* **Stated task**:
Each line that holds the word "radiación" should be returned.
---------- Extracted records
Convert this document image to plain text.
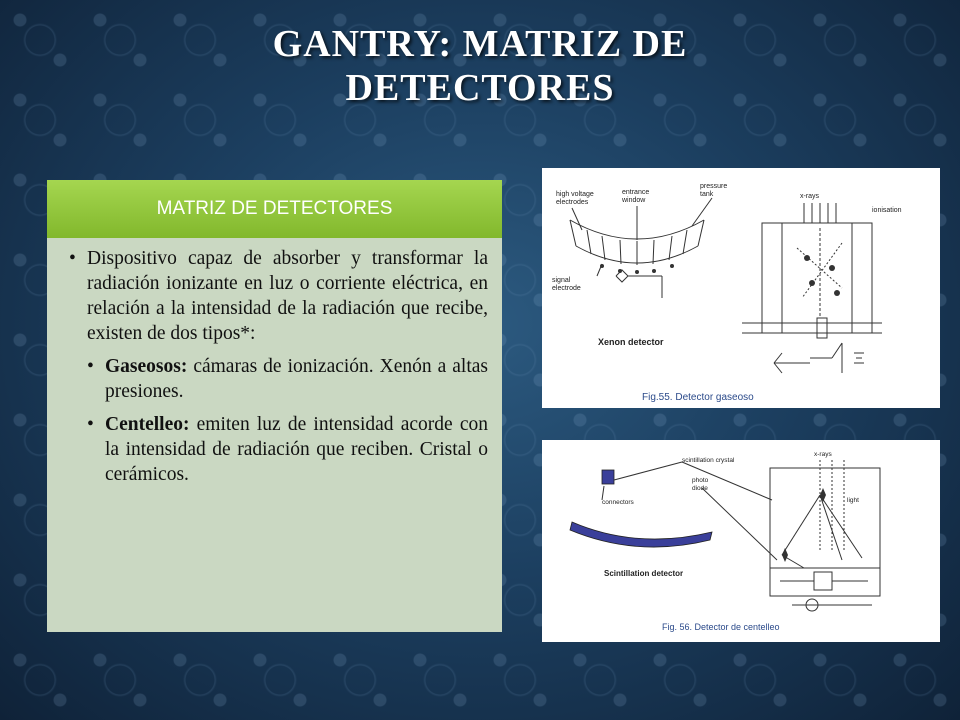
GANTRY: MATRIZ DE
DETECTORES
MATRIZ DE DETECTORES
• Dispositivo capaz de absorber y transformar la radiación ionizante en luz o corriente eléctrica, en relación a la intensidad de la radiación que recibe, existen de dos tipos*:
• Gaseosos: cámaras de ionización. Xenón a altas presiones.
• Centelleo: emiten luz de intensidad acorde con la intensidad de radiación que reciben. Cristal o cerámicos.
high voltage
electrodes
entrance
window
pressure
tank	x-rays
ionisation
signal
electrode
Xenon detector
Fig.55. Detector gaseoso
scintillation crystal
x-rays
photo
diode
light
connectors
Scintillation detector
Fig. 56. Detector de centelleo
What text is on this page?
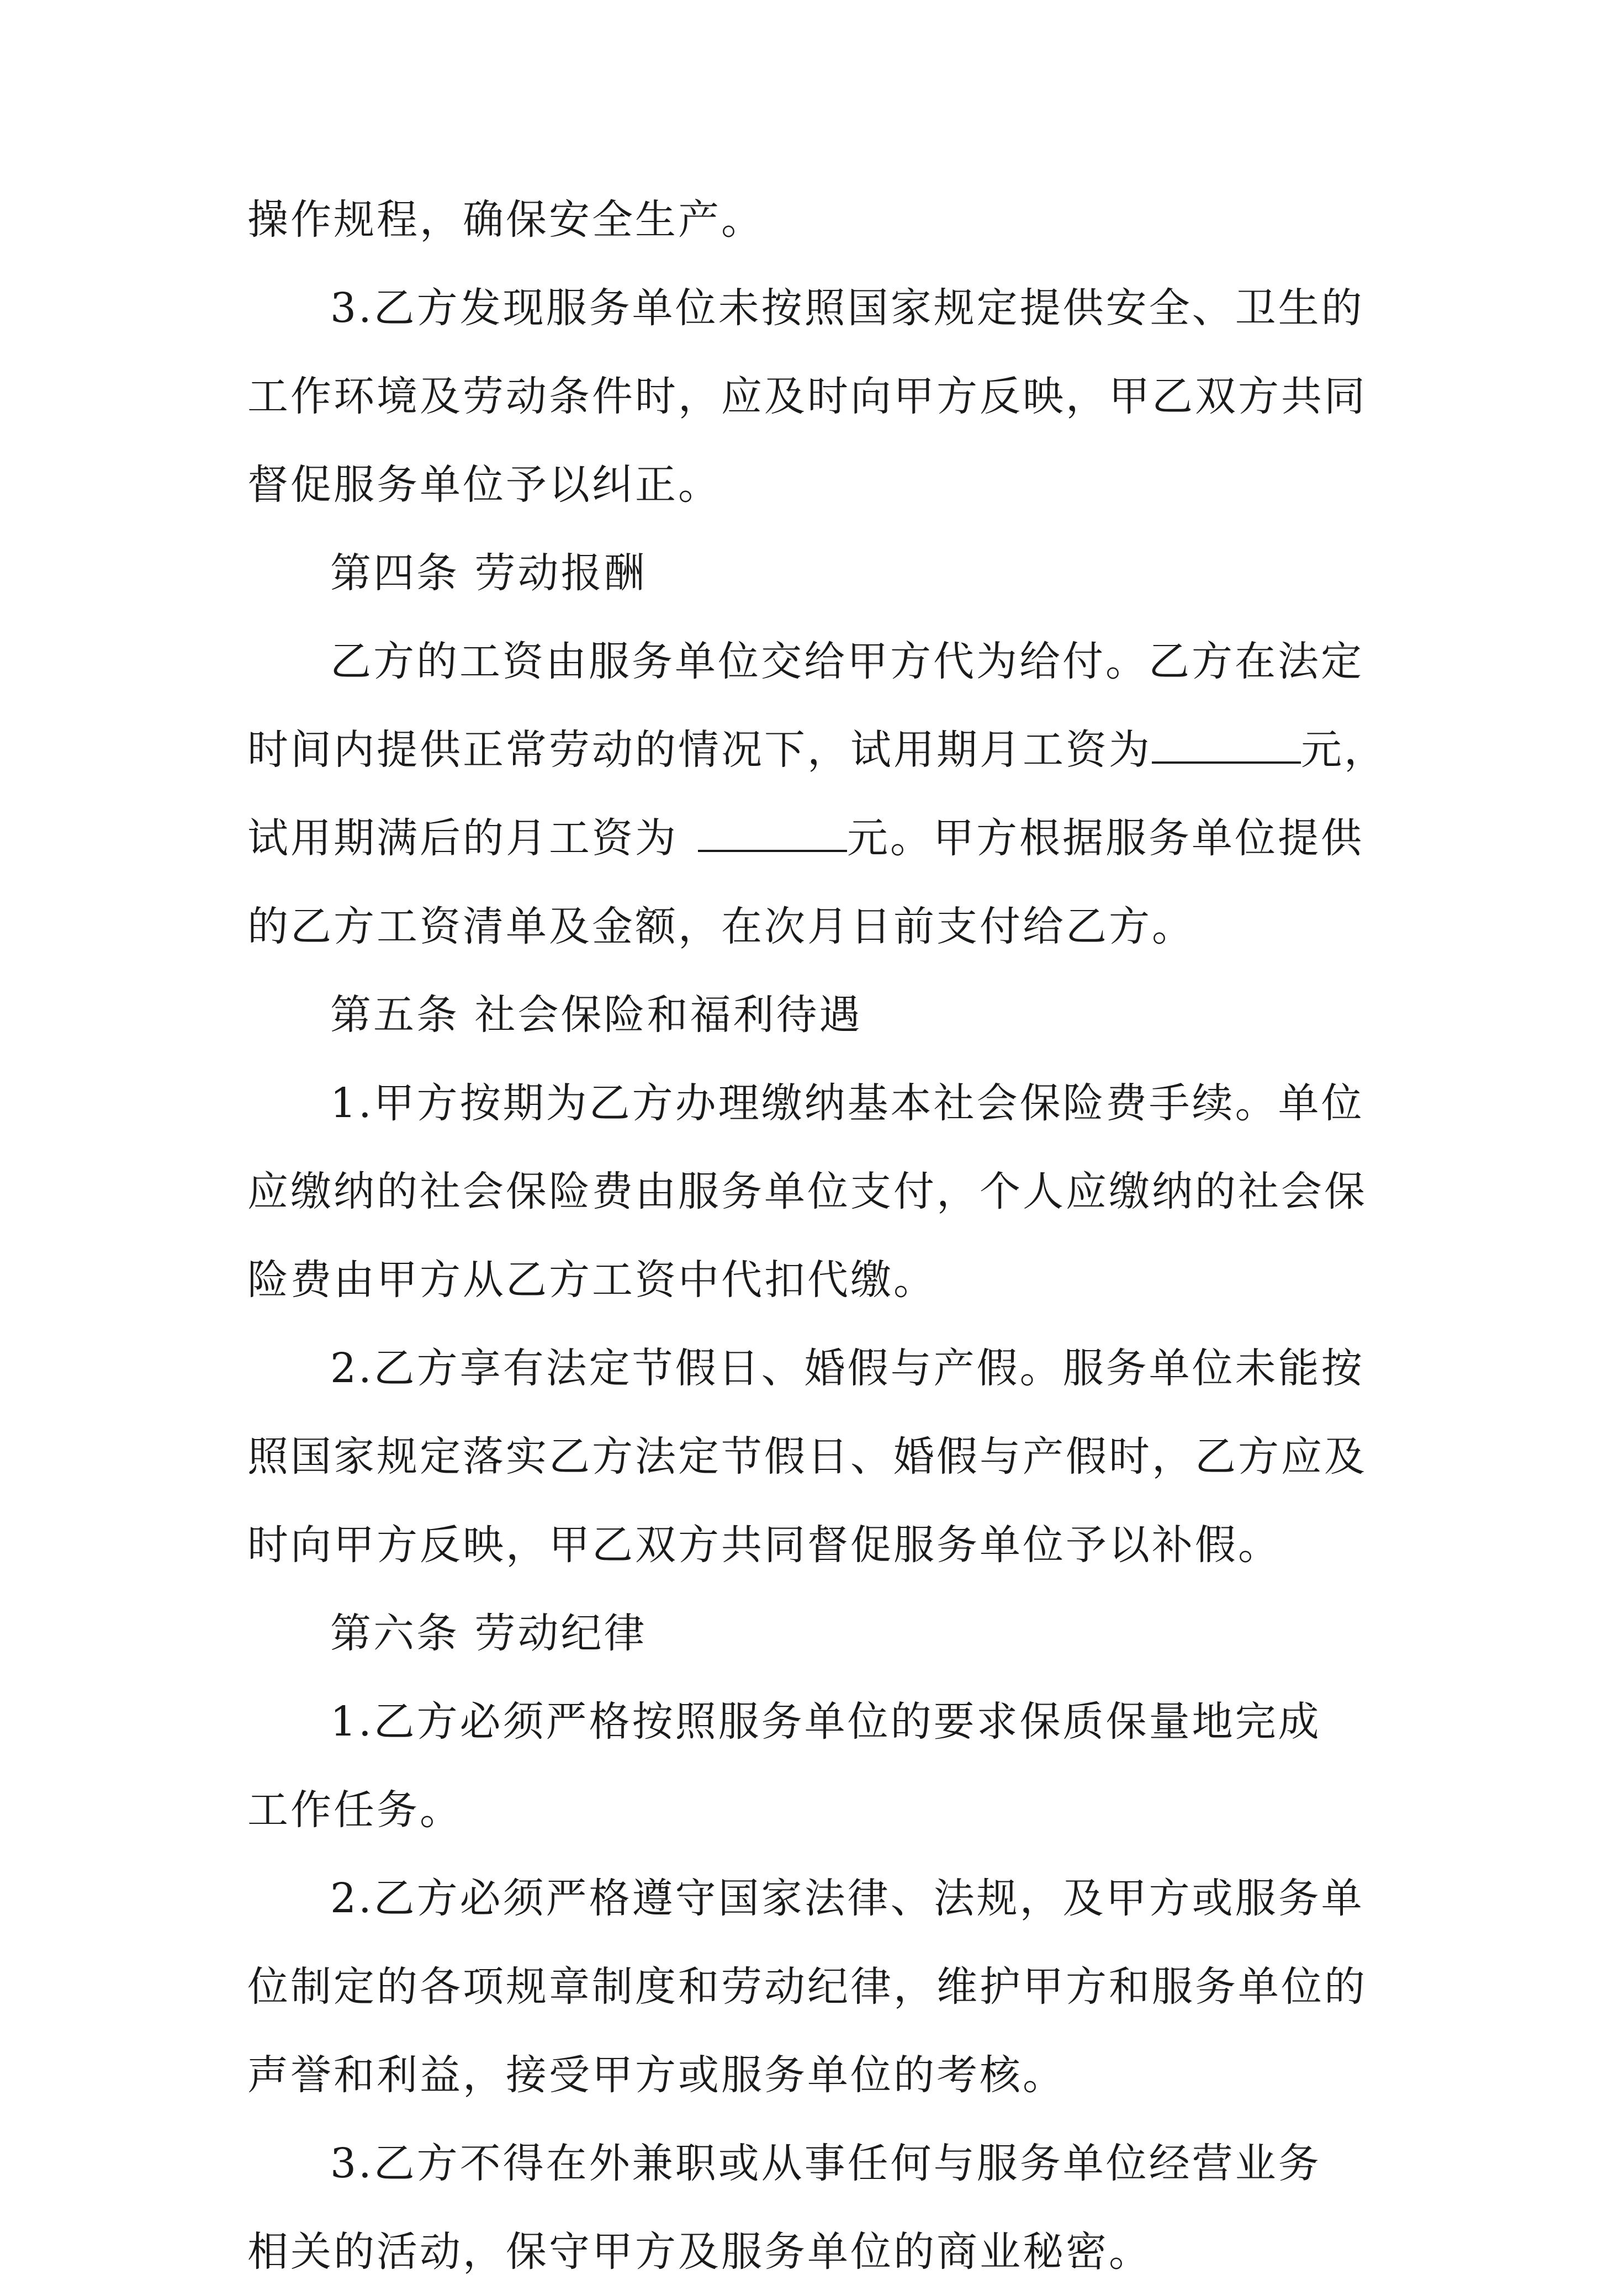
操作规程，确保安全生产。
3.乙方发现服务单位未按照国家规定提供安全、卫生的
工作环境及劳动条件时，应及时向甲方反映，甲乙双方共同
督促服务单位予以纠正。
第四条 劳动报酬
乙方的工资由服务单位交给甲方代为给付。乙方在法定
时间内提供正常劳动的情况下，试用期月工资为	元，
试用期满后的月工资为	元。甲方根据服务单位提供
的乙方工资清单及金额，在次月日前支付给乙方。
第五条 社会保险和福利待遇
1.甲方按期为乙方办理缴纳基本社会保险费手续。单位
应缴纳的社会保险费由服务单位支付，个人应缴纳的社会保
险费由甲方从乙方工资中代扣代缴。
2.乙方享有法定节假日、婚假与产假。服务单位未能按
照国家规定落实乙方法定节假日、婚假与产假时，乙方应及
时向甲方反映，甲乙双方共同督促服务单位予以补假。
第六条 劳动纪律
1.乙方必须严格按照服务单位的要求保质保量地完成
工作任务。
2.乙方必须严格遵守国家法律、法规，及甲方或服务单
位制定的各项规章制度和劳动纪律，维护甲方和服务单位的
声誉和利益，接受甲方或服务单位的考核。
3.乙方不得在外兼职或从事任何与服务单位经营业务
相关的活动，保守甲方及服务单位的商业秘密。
--------------------
* **Task solution**:
• Dispositivo capaz de absorber y transformar la radiación ionizante en luz o corriente eléctrica, en relación a la intensidad de la radiación que recibe, existen de dos tipos*:
• Centelleo: emiten luz de intensidad acorde con la intensidad de radiación que reciben. Cristal o cerámicos.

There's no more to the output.